> WHAT IS NEEDED: Output only the count of lines that contain "Тамбовской".

> LISTED ENTRIES:
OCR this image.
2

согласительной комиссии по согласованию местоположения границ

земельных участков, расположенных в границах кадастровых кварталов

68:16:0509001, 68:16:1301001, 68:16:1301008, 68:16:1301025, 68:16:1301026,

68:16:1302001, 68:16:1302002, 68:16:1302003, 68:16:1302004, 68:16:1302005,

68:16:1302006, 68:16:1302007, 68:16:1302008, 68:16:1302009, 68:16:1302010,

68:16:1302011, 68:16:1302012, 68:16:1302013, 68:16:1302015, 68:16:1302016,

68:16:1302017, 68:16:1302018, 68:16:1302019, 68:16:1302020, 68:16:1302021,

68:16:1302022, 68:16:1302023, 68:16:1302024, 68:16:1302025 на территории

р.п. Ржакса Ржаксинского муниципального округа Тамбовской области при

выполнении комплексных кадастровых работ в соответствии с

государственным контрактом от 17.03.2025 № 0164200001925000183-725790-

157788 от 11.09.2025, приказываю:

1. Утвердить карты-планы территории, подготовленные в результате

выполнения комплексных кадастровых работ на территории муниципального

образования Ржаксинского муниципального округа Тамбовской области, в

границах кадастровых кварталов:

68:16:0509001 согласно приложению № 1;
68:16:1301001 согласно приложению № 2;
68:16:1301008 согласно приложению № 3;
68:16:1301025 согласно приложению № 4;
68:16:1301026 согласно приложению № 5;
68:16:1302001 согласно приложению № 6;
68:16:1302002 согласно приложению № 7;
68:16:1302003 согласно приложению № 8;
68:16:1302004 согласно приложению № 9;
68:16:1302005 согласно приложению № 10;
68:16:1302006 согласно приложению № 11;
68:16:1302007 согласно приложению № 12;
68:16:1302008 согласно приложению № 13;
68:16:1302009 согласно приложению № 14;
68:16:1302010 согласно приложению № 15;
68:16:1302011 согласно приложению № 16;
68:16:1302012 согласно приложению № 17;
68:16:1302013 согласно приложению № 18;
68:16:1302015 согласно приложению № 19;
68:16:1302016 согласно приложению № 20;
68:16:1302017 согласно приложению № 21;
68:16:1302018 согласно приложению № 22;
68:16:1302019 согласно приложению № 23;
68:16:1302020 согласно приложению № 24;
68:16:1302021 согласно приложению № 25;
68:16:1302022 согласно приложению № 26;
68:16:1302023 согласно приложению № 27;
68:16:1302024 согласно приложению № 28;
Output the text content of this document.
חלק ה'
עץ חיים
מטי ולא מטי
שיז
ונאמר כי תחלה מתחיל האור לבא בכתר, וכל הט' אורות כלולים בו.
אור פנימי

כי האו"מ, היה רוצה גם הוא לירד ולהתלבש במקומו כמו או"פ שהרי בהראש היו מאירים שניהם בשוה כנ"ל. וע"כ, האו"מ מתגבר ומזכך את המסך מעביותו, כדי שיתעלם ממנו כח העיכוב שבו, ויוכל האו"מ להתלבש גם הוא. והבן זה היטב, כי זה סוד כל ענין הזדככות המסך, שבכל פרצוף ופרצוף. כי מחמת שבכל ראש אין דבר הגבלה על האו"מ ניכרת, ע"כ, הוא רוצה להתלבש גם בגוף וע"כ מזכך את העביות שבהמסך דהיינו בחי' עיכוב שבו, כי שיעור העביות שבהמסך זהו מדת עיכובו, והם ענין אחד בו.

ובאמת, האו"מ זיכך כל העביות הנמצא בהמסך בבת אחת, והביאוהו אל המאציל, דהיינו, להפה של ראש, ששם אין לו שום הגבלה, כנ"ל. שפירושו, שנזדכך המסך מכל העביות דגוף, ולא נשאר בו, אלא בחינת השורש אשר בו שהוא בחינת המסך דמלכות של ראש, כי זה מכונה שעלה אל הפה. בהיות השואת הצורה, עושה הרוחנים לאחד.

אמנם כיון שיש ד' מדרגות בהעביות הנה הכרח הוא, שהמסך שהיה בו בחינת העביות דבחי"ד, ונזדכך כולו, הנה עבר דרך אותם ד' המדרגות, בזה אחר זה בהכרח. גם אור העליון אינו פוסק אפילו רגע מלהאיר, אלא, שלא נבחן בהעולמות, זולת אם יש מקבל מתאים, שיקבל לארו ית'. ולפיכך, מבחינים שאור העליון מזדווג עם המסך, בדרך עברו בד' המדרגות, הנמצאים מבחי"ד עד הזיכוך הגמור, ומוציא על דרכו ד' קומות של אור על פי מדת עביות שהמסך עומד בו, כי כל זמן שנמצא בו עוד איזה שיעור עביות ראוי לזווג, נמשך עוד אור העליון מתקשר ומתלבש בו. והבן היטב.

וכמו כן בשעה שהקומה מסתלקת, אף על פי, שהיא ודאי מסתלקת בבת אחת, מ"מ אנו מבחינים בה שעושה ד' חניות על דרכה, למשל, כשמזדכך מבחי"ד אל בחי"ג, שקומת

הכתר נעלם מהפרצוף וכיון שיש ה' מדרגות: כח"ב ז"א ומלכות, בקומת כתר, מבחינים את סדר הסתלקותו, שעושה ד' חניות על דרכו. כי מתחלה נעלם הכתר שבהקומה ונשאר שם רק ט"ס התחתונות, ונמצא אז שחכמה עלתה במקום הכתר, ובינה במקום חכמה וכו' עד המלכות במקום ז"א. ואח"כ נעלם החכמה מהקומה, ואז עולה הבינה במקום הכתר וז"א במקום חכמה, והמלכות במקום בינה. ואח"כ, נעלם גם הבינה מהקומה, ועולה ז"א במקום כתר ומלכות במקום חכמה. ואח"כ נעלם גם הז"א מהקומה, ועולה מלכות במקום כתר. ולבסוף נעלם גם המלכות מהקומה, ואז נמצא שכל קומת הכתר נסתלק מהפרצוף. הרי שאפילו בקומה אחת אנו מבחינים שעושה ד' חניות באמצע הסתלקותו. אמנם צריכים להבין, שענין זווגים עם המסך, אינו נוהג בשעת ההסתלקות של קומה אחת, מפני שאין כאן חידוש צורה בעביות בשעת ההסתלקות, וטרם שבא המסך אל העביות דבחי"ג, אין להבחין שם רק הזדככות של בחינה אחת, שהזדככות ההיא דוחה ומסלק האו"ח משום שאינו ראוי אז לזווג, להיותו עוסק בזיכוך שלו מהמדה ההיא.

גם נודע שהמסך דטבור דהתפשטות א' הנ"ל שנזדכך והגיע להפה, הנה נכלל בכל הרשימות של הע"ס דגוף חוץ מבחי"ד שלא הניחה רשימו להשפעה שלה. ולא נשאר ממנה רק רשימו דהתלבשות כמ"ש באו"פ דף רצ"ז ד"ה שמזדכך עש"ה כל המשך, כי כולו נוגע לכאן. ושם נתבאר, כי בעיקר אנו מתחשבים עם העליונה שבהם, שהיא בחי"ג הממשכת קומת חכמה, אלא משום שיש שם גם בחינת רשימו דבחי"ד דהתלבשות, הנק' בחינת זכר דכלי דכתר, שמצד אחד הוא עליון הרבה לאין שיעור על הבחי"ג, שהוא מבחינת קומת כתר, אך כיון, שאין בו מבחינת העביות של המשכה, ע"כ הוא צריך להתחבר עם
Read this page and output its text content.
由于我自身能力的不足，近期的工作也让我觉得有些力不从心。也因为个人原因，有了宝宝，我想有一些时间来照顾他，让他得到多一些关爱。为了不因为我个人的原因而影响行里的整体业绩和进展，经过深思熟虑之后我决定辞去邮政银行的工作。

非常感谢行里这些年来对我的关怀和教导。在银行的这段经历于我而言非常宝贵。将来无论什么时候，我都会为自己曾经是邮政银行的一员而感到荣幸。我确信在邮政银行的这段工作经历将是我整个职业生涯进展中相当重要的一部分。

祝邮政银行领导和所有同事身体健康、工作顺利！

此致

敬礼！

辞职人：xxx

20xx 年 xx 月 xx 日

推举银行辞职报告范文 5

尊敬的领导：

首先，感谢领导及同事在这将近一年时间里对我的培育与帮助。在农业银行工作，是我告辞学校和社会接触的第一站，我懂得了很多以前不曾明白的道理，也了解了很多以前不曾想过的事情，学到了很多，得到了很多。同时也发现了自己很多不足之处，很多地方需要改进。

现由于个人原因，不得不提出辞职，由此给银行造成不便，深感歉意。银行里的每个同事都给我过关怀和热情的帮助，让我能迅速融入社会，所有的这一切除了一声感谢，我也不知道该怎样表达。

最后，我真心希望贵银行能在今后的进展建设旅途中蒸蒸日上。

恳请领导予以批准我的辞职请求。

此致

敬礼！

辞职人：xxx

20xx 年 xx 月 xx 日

> EXERCISE OUTPUT: 2